■ **Text section**

John 3:16 is hinged on an Old Testament story (John 3:14-15; Numbers 21:4-9) where the people of Israel had complained about God’s provisions and rebelled against the original windy Spirit who led them into a dangerous place, and, then, how God sent poisonous snakes to kill off the rebels. (How dare he; God is love—no, he is also messy and holy and like that windy Spirit that does whatever it wants.) Snakes. It’s now more of a dangerous place to which the Israelites had gotten themselves into. And they wanted out. The only way: cry for help and repent. The only means: Live with the snakes, but trust a bronze snake statute to cure the poisonous bite. Just look at the raised symbol made of bronze and you will be saved.

■ **Written tasks**
A) Copy from the John 3:16 passage the portion starting at "John 3:16 is" and ending at "will be saved.".
B) Repeat the records verbatim, starting at their first line and ending at the line containing "- legend-label-od4: OD4: [2393, 291, 2473, 337]".

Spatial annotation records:
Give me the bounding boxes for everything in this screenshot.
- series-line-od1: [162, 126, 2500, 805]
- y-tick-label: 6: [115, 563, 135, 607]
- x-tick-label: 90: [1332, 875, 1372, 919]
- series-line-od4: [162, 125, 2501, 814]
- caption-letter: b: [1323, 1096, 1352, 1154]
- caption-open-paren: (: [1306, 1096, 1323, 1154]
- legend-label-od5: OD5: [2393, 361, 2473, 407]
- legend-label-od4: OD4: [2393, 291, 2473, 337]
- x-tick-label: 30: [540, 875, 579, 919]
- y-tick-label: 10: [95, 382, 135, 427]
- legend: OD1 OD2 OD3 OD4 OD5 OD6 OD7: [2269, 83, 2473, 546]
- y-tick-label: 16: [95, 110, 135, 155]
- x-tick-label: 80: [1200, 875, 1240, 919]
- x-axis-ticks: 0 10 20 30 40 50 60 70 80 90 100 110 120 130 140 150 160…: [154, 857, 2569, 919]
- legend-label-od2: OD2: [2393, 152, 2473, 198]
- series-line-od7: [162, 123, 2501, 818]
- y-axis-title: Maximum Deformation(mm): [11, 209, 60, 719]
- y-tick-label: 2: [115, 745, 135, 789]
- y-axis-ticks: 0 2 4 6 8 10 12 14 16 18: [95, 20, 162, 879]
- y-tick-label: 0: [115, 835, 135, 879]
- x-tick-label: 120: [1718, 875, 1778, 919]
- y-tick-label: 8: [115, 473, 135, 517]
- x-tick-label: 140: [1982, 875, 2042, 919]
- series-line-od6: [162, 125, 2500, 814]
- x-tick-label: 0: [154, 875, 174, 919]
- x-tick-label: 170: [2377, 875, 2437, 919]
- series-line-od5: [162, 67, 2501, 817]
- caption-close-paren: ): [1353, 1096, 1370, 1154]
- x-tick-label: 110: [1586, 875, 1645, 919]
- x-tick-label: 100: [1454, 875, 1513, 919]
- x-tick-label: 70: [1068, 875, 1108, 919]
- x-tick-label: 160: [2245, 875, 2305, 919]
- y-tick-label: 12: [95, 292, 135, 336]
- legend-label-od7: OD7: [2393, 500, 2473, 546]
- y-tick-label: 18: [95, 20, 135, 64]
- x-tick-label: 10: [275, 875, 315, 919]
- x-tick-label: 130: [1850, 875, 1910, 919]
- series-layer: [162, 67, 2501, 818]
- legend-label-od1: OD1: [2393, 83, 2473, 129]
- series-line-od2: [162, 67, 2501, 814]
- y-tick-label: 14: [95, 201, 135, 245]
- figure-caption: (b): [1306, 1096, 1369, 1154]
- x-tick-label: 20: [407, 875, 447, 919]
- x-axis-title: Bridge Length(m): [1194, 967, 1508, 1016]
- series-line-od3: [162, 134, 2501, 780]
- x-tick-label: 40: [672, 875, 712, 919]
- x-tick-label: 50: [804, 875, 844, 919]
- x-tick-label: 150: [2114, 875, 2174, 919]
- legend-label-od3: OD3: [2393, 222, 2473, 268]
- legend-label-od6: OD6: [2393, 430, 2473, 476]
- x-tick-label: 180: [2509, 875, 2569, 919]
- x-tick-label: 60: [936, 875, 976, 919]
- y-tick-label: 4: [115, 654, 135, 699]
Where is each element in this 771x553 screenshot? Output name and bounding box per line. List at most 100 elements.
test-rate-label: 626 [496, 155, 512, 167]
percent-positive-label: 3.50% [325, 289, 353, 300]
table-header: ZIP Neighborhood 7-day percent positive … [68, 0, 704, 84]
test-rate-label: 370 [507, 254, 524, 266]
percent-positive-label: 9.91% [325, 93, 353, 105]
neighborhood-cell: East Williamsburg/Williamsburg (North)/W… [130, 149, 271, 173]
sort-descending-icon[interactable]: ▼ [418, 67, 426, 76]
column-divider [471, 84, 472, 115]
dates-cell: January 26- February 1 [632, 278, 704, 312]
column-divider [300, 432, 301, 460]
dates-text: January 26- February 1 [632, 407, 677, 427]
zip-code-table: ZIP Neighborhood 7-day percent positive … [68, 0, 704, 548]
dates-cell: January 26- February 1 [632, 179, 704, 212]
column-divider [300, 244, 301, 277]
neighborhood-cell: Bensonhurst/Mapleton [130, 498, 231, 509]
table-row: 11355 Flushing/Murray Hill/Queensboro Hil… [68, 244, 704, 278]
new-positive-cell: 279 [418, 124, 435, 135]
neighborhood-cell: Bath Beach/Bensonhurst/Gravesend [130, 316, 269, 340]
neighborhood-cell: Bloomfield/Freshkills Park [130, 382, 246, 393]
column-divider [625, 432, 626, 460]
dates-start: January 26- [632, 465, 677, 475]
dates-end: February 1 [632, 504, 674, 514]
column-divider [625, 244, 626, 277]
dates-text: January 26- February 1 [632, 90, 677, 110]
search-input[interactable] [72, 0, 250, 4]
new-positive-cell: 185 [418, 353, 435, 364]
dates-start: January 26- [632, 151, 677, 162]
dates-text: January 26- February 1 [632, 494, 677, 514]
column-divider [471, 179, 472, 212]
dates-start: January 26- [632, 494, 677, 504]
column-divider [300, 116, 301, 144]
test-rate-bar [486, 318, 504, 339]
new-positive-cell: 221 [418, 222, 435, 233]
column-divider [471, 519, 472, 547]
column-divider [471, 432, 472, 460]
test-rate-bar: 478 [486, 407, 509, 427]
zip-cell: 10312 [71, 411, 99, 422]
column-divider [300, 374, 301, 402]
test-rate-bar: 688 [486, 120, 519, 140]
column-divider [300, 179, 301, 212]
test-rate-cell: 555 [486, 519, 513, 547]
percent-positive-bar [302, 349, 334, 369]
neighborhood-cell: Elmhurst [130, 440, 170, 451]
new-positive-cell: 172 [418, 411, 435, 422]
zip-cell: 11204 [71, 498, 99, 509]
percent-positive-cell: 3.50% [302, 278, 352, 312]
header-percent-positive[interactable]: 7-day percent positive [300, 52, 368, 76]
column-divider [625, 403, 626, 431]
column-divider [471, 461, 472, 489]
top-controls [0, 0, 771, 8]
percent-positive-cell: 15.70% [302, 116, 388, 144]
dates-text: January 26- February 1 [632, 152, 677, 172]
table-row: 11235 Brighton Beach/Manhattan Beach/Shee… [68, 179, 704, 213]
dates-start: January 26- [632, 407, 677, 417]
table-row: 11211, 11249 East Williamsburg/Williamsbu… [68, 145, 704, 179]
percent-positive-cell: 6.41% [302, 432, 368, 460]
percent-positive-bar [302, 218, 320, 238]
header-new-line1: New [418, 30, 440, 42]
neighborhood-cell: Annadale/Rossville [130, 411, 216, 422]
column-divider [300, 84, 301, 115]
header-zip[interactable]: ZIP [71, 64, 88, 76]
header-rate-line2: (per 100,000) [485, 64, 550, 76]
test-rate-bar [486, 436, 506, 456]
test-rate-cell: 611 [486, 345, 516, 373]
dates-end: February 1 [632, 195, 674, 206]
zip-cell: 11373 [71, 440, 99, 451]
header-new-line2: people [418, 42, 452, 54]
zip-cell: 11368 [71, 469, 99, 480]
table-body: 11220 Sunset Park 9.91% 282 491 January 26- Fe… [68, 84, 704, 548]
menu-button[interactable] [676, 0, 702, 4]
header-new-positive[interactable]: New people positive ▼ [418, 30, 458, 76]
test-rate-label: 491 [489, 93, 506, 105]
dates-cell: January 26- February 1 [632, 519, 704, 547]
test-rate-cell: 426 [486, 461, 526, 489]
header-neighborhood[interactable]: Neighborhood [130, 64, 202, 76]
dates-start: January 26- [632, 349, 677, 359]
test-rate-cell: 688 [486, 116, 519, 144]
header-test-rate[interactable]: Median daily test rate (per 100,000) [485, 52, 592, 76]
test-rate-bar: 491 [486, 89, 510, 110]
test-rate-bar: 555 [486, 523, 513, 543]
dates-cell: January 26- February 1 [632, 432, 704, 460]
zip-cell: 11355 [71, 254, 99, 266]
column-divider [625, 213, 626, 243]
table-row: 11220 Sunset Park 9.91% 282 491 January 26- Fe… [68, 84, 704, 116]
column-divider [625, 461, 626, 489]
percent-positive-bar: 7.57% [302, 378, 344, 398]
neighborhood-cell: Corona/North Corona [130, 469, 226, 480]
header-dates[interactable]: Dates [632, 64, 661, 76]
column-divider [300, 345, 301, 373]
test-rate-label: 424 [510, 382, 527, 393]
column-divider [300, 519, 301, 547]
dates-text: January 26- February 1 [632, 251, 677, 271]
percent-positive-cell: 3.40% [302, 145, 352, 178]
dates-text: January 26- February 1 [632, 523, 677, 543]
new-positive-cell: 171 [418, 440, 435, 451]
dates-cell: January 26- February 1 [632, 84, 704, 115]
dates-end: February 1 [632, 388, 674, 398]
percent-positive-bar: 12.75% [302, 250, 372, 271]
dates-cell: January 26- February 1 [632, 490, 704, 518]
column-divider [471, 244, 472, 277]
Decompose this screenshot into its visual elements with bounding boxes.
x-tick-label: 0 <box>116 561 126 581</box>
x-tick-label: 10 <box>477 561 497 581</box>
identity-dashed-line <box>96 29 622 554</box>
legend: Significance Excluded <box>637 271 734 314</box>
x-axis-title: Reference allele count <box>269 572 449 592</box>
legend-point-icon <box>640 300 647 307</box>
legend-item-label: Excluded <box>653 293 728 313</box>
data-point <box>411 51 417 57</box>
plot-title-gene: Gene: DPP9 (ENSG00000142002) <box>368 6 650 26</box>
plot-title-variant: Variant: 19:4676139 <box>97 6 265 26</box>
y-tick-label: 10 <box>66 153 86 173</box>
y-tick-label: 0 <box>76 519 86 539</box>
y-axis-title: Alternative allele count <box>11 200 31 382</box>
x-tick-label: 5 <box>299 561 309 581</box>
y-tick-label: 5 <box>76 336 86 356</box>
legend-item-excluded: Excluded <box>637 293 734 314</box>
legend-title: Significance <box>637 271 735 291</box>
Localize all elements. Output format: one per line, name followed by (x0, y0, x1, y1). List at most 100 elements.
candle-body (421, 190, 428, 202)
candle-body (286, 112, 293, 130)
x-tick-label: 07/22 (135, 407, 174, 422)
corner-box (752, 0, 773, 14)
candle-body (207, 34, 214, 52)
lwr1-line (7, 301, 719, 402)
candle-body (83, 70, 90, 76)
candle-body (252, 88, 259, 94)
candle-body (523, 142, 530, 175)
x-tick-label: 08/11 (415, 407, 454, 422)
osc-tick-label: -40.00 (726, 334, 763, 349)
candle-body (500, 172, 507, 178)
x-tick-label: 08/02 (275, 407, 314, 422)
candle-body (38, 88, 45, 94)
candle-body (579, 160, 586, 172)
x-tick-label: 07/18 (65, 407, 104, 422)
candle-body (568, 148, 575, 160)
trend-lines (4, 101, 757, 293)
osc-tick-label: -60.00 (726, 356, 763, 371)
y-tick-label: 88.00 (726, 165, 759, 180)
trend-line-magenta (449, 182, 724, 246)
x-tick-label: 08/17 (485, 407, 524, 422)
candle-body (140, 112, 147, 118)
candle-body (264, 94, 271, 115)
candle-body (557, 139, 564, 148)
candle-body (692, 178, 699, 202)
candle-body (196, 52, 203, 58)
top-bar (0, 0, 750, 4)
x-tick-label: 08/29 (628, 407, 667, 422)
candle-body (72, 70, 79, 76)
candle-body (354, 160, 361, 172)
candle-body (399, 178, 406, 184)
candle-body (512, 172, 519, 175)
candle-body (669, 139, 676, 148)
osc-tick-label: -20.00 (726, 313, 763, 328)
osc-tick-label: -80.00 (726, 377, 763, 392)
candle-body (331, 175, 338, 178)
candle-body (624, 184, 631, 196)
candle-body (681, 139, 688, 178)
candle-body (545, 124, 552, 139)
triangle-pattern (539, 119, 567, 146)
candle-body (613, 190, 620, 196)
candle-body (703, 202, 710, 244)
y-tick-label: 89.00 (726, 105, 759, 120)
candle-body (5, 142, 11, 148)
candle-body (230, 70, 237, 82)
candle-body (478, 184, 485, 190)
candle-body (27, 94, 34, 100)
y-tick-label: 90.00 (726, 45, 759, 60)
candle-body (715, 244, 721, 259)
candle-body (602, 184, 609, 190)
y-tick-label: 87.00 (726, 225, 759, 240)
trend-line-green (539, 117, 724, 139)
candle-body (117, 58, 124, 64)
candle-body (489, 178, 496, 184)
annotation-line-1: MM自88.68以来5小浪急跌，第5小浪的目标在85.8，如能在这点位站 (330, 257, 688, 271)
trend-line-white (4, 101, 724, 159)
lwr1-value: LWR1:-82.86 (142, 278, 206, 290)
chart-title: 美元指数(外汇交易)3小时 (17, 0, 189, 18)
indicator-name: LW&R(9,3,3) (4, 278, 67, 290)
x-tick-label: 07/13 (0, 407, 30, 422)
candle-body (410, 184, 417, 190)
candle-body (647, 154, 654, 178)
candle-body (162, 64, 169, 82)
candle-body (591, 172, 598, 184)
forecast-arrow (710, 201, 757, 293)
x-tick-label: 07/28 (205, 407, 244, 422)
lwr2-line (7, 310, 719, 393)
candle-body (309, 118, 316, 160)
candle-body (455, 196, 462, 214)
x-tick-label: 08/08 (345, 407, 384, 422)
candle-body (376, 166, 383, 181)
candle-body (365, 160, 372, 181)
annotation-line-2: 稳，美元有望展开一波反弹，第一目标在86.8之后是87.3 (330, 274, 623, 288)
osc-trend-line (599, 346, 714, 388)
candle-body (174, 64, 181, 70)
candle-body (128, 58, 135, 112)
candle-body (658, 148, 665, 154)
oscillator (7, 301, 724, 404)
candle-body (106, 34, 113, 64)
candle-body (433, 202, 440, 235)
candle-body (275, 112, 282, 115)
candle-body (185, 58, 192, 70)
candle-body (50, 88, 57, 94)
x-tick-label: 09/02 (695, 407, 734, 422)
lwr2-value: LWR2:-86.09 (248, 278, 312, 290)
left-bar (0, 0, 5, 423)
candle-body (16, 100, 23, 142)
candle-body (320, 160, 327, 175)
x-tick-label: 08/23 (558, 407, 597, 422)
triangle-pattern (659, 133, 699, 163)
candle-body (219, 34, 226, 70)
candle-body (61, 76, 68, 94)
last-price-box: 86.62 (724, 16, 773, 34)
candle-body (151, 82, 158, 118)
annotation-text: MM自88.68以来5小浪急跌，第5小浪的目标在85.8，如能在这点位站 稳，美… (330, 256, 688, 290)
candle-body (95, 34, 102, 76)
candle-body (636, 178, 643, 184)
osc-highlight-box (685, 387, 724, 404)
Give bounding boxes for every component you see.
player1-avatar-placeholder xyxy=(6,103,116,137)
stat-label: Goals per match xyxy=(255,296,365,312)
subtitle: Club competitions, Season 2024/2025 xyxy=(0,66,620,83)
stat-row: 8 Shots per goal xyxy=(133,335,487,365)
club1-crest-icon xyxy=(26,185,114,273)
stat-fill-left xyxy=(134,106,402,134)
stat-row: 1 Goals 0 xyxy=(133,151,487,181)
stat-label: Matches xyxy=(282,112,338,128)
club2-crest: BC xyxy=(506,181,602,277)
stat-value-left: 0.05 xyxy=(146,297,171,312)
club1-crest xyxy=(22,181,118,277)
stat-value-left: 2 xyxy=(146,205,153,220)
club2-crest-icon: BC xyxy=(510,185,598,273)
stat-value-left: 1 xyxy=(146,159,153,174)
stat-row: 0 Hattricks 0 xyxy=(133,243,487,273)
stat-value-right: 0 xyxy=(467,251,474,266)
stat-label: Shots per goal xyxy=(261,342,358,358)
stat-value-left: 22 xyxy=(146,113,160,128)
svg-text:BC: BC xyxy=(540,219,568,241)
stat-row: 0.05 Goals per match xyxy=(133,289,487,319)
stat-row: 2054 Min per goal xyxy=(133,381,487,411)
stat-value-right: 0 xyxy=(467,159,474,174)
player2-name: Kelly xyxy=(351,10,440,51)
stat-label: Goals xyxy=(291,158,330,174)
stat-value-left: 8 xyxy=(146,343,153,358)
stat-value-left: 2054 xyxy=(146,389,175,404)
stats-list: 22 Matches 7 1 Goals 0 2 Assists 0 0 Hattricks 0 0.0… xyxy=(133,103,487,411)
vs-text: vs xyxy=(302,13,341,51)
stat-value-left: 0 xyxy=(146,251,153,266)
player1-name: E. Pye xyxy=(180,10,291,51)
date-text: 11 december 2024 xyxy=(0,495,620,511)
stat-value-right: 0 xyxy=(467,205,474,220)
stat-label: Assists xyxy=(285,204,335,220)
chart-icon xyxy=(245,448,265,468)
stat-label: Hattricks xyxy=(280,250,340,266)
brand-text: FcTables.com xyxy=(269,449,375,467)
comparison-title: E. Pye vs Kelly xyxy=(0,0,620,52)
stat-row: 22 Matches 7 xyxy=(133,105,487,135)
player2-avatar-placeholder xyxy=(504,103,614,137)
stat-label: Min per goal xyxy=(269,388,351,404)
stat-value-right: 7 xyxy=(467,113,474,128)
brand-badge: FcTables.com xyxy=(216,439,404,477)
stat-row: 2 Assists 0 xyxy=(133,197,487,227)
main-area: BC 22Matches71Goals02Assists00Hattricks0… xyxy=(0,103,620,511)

■ **Task responses**
A)
John 3:16 is hinged on an Old Testament story (John 3:14-15; Numbers 21:4-9) where the people of Israel had complained about God’s provisions and rebelled against the original windy Spirit who led them into a dangerous place, and, then, how God sent poisonous snakes to kill off the rebels. (How dare he; God is love—no, he is also messy and holy and like that windy Spirit that does whatever it wants.) Snakes. It’s now more of a dangerous place to which the Israelites had gotten themselves into. And they wanted out. The only way: cry for help and repent. The only means: Live with the snakes, but trust a bronze snake statute to cure the poisonous bite. Just look at the raised symbol made of bronze and you will be saved.

B)
Give me the bounding boxes for everything in this screenshot.
- series-line-od1: [162, 126, 2500, 805]
- y-tick-label: 6: [115, 563, 135, 607]
- x-tick-label: 90: [1332, 875, 1372, 919]
- series-line-od4: [162, 125, 2501, 814]
- caption-letter: b: [1323, 1096, 1352, 1154]
- caption-open-paren: (: [1306, 1096, 1323, 1154]
- legend-label-od5: OD5: [2393, 361, 2473, 407]
- legend-label-od4: OD4: [2393, 291, 2473, 337]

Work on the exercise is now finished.